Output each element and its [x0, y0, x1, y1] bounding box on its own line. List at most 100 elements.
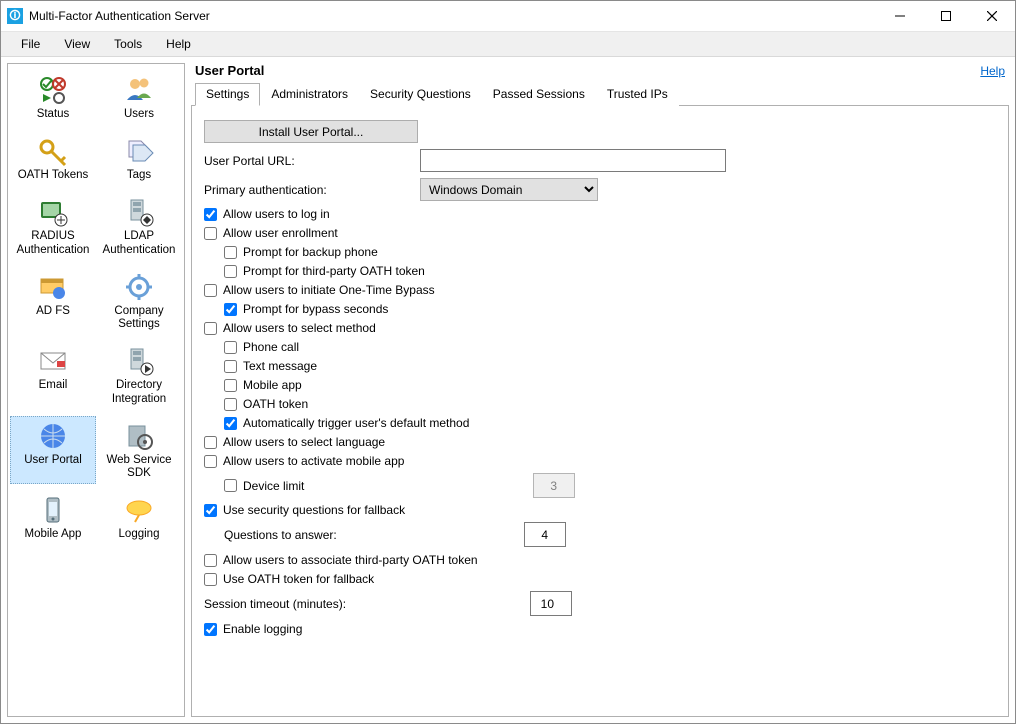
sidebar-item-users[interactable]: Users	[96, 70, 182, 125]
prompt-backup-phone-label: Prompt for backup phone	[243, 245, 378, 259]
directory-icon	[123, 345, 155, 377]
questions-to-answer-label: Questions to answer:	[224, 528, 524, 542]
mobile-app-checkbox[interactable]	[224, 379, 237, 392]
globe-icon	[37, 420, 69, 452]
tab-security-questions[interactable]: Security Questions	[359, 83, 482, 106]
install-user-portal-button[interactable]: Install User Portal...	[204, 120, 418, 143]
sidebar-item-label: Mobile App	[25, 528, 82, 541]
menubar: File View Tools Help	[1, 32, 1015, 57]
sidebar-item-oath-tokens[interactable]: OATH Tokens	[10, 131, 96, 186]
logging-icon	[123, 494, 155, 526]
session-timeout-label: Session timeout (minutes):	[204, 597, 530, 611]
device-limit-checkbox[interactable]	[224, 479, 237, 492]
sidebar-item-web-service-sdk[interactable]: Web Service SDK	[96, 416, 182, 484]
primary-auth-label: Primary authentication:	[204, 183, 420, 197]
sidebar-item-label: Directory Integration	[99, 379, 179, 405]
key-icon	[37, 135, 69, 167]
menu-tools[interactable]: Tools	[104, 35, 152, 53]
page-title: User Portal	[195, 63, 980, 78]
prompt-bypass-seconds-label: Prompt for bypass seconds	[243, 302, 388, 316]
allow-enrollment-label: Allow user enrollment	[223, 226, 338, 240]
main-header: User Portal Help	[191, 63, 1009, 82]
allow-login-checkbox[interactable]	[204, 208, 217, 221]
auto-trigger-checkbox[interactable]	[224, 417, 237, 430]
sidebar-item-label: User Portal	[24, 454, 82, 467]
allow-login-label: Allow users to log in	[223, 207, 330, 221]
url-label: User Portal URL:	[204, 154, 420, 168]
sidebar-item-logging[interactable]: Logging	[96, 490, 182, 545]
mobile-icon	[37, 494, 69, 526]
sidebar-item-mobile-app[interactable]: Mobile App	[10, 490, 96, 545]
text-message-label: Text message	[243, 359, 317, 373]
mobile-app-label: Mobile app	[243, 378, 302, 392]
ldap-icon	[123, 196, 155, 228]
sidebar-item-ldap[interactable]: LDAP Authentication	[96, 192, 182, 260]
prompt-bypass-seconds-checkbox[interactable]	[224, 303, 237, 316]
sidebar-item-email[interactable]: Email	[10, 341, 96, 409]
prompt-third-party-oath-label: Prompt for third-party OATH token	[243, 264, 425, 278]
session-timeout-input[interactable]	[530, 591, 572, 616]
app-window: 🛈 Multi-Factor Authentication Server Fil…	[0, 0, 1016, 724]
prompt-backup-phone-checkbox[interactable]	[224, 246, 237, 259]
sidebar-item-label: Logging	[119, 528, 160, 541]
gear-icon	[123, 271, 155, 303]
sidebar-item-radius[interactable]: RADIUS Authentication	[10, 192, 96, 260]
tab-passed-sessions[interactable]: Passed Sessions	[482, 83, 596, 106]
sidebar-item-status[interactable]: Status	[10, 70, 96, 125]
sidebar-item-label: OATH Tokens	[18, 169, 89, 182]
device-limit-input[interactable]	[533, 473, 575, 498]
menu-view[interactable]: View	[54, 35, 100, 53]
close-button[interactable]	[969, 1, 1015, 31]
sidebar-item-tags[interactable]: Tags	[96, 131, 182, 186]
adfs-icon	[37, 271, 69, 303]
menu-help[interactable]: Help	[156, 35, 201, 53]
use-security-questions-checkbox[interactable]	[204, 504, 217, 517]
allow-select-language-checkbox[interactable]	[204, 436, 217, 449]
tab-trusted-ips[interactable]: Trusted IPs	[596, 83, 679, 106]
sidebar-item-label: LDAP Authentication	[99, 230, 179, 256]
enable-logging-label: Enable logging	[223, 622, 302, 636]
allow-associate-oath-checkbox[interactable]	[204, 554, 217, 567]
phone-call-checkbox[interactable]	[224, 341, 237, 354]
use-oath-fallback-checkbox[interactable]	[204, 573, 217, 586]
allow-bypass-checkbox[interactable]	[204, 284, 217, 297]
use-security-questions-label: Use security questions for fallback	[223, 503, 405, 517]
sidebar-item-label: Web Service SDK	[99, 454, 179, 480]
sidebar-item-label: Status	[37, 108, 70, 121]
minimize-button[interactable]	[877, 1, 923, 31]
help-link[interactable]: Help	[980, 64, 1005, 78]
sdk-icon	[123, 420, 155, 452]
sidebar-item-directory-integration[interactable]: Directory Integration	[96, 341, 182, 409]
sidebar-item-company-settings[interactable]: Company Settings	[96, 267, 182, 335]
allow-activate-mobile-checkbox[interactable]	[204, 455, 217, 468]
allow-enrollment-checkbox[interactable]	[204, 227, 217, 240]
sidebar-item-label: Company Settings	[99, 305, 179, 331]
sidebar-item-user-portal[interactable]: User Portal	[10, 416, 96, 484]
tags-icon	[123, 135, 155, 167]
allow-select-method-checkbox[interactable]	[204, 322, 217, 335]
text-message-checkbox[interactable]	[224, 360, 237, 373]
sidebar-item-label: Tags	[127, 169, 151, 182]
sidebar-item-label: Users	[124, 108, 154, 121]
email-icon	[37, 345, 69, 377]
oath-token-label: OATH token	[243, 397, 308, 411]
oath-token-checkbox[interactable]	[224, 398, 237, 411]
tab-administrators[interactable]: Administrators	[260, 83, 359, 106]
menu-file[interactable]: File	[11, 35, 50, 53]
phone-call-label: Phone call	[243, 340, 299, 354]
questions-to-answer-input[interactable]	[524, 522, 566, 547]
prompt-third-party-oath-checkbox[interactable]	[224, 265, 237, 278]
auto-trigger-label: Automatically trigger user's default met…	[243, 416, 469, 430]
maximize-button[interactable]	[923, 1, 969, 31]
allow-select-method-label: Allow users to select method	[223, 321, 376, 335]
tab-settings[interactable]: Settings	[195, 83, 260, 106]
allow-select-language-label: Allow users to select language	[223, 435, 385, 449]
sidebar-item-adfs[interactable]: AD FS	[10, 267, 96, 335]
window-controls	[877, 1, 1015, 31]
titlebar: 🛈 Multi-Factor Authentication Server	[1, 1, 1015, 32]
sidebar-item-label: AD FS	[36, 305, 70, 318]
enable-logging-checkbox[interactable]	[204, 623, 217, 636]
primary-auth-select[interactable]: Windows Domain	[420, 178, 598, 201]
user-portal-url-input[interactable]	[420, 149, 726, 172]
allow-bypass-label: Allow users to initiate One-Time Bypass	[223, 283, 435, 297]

--

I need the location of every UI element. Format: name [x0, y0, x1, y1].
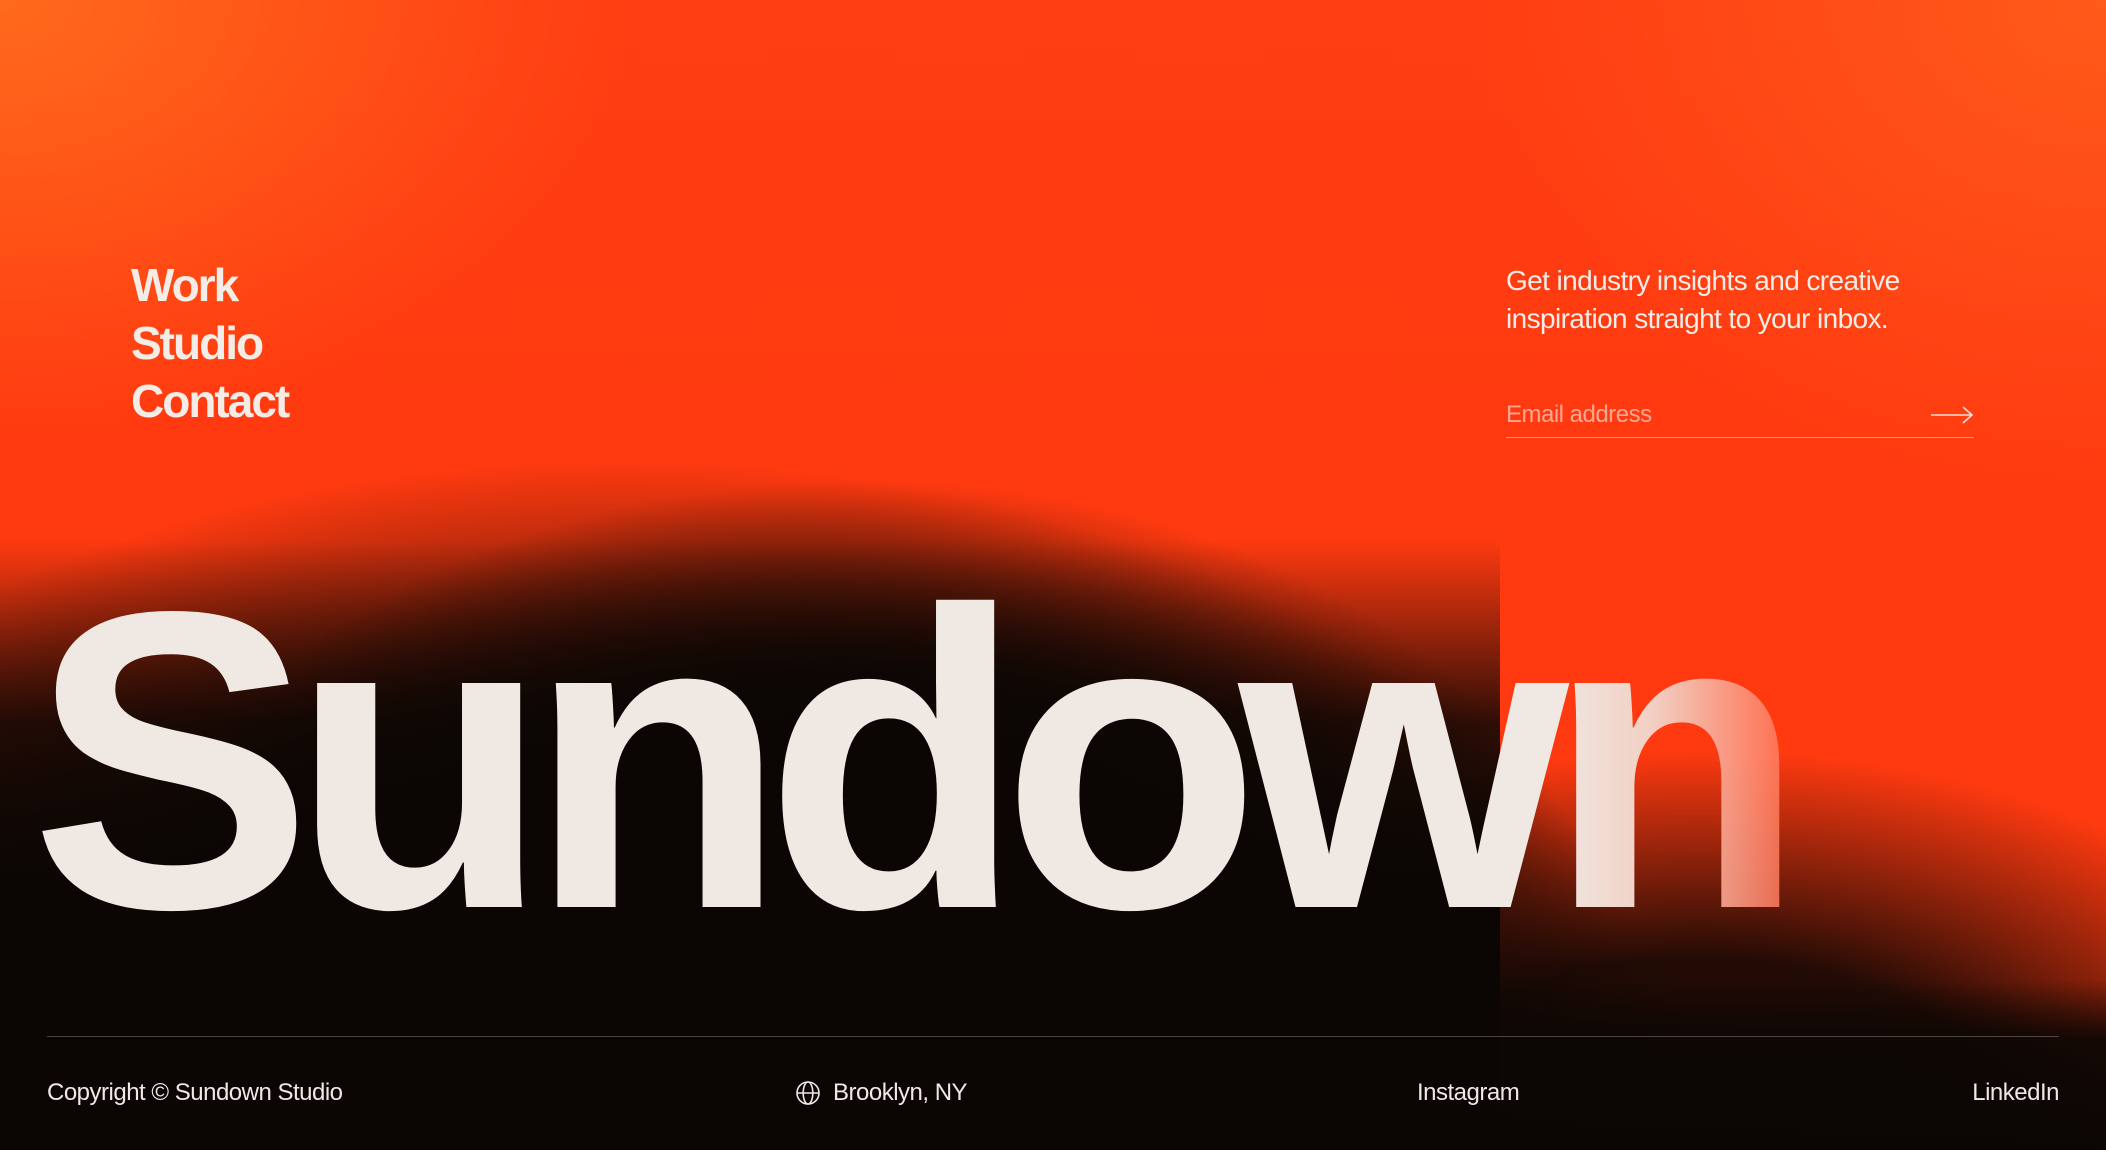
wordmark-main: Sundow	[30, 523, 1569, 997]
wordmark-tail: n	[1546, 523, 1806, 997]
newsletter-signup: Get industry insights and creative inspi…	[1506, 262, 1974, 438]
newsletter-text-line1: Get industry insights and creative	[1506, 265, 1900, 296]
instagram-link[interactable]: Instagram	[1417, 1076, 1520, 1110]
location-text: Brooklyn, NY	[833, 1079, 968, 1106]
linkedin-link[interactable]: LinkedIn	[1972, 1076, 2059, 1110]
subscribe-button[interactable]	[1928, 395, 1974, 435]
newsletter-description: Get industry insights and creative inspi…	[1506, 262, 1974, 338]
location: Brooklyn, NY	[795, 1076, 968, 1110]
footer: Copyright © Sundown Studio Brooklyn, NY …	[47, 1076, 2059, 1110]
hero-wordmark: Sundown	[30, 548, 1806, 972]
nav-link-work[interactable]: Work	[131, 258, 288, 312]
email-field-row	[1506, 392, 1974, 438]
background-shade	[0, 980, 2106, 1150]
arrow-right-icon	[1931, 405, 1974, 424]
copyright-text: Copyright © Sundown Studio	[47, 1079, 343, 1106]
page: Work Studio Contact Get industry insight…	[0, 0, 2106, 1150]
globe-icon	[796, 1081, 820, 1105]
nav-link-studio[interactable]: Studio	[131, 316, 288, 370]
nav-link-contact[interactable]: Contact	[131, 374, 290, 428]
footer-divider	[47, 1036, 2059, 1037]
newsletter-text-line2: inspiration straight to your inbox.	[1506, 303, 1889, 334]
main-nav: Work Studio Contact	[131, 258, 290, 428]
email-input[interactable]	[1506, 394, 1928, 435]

- [What the task requires]: Reproduce verbatim everything from the line containing "70, 182, 125]" down to the line containing "sidebar-item-web-service-sdk[interactable]: Web Service", including both of those lines.

- [Written reply]:
sidebar-item-users[interactable]: Users	[96, 70, 182, 125]
prompt-backup-phone-label: Prompt for backup phone	[243, 245, 378, 259]
directory-icon	[123, 345, 155, 377]
questions-to-answer-label: Questions to answer:	[224, 528, 524, 542]
mobile-app-checkbox[interactable]	[224, 379, 237, 392]
globe-icon	[37, 420, 69, 452]
tab-security-questions[interactable]: Security Questions	[359, 83, 482, 106]
install-user-portal-button[interactable]: Install User Portal...	[204, 120, 418, 143]
sidebar-item-label: Mobile App	[25, 528, 82, 541]
menubar: File View Tools Help	[1, 32, 1015, 57]
sidebar-item-oath-tokens[interactable]: OATH Tokens	[10, 131, 96, 186]
logging-icon	[123, 494, 155, 526]
session-timeout-label: Session timeout (minutes):	[204, 597, 530, 611]
device-limit-checkbox[interactable]	[224, 479, 237, 492]
sidebar-item-web-service-sdk[interactable]: Web Service SDK	[96, 416, 182, 484]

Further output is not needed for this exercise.